_Your objective_
Do not include the pictures; repeat the rest of the data exactly.

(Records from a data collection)
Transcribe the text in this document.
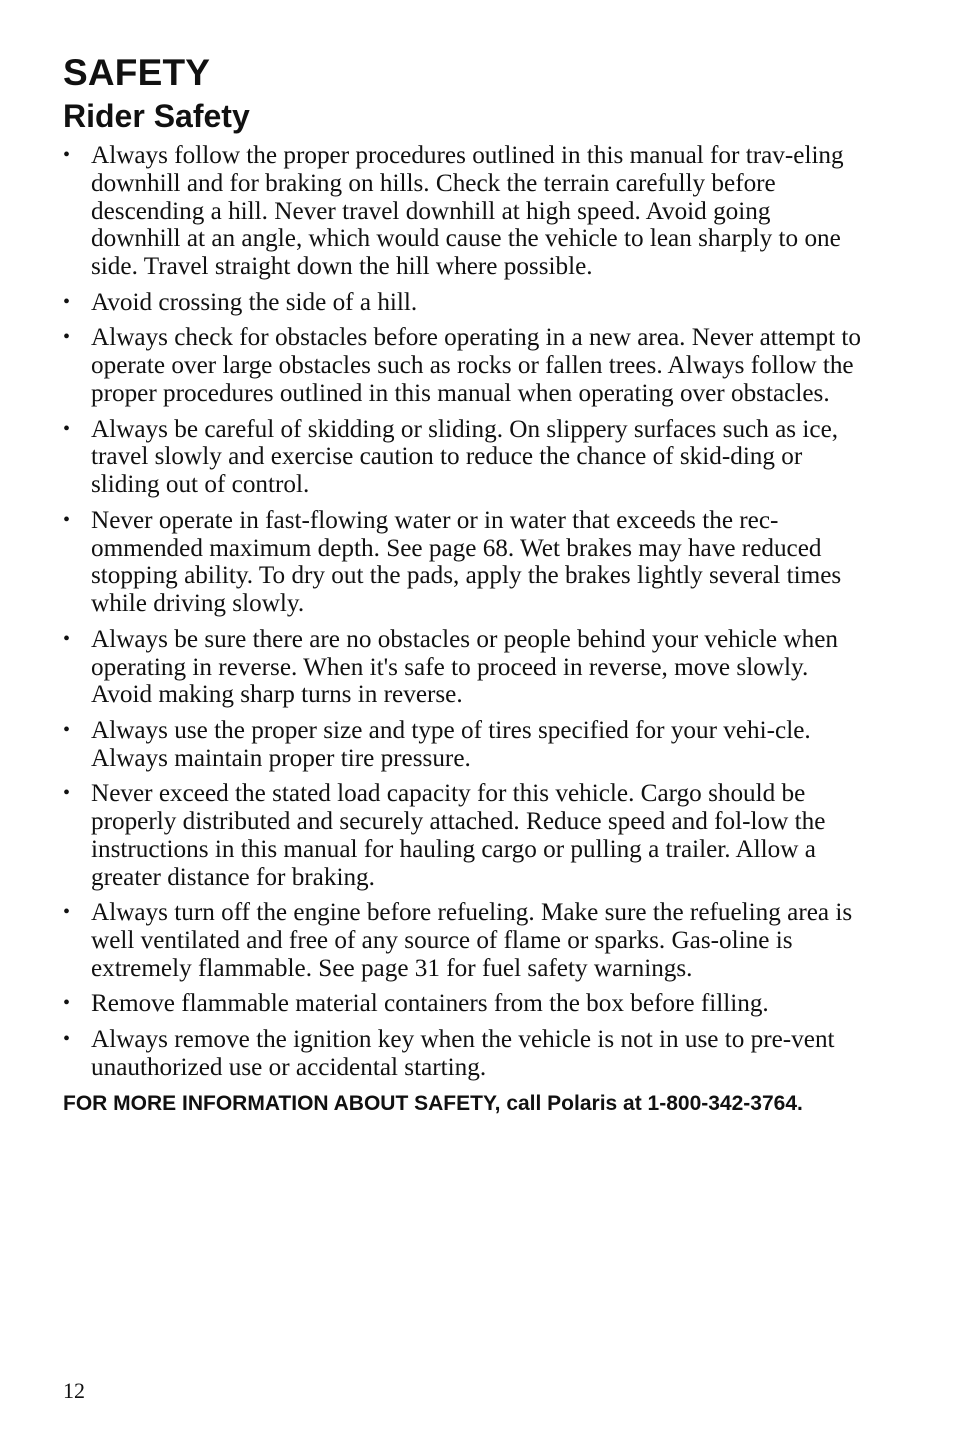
SAFETY
Rider Safety
• Always follow the proper procedures outlined in this manual for trav-eling downhill and for braking on hills. Check the terrain carefully before descending a hill. Never travel downhill at high speed. Avoid going downhill at an angle, which would cause the vehicle to lean sharply to one side. Travel straight down the hill where possible.
• Avoid crossing the side of a hill.
• Always check for obstacles before operating in a new area. Never attempt to operate over large obstacles such as rocks or fallen trees. Always follow the proper procedures outlined in this manual when operating over obstacles.
• Always be careful of skidding or sliding. On slippery surfaces such as ice, travel slowly and exercise caution to reduce the chance of skid-ding or sliding out of control.
• Never operate in fast-flowing water or in water that exceeds the rec-ommended maximum depth. See page 68. Wet brakes may have reduced stopping ability. To dry out the pads, apply the brakes lightly several times while driving slowly.
• Always be sure there are no obstacles or people behind your vehicle when operating in reverse. When it's safe to proceed in reverse, move slowly. Avoid making sharp turns in reverse.
• Always use the proper size and type of tires specified for your vehi-cle. Always maintain proper tire pressure.
• Never exceed the stated load capacity for this vehicle. Cargo should be properly distributed and securely attached. Reduce speed and fol-low the instructions in this manual for hauling cargo or pulling a trailer. Allow a greater distance for braking.
• Always turn off the engine before refueling. Make sure the refueling area is well ventilated and free of any source of flame or sparks. Gas-oline is extremely flammable. See page 31 for fuel safety warnings.
• Remove flammable material containers from the box before filling.
• Always remove the ignition key when the vehicle is not in use to pre-vent unauthorized use or accidental starting.

FOR MORE INFORMATION ABOUT SAFETY, call Polaris at 1-800-342-3764.

12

_Exercise response_
Transcribe the text in this document.
SAFETY
Rider Safety
• Always follow the proper procedures outlined in this manual for trav-eling downhill and for braking on hills. Check the terrain carefully before descending a hill. Never travel downhill at high speed. Avoid going downhill at an angle, which would cause the vehicle to lean sharply to one side. Travel straight down the hill where possible.
• Avoid crossing the side of a hill.
• Always check for obstacles before operating in a new area. Never attempt to operate over large obstacles such as rocks or fallen trees. Always follow the proper procedures outlined in this manual when operating over obstacles.
• Always be careful of skidding or sliding. On slippery surfaces such as ice, travel slowly and exercise caution to reduce the chance of skid-ding or sliding out of control.
• Never operate in fast-flowing water or in water that exceeds the rec-ommended maximum depth. See page 68. Wet brakes may have reduced stopping ability. To dry out the pads, apply the brakes lightly several times while driving slowly.
• Always be sure there are no obstacles or people behind your vehicle when operating in reverse. When it's safe to proceed in reverse, move slowly. Avoid making sharp turns in reverse.
• Always use the proper size and type of tires specified for your vehi-cle. Always maintain proper tire pressure.
• Never exceed the stated load capacity for this vehicle. Cargo should be properly distributed and securely attached. Reduce speed and fol-low the instructions in this manual for hauling cargo or pulling a trailer. Allow a greater distance for braking.
• Always turn off the engine before refueling. Make sure the refueling area is well ventilated and free of any source of flame or sparks. Gas-oline is extremely flammable. See page 31 for fuel safety warnings.
• Remove flammable material containers from the box before filling.
• Always remove the ignition key when the vehicle is not in use to pre-vent unauthorized use or accidental starting.

FOR MORE INFORMATION ABOUT SAFETY, call Polaris at 1-800-342-3764.

12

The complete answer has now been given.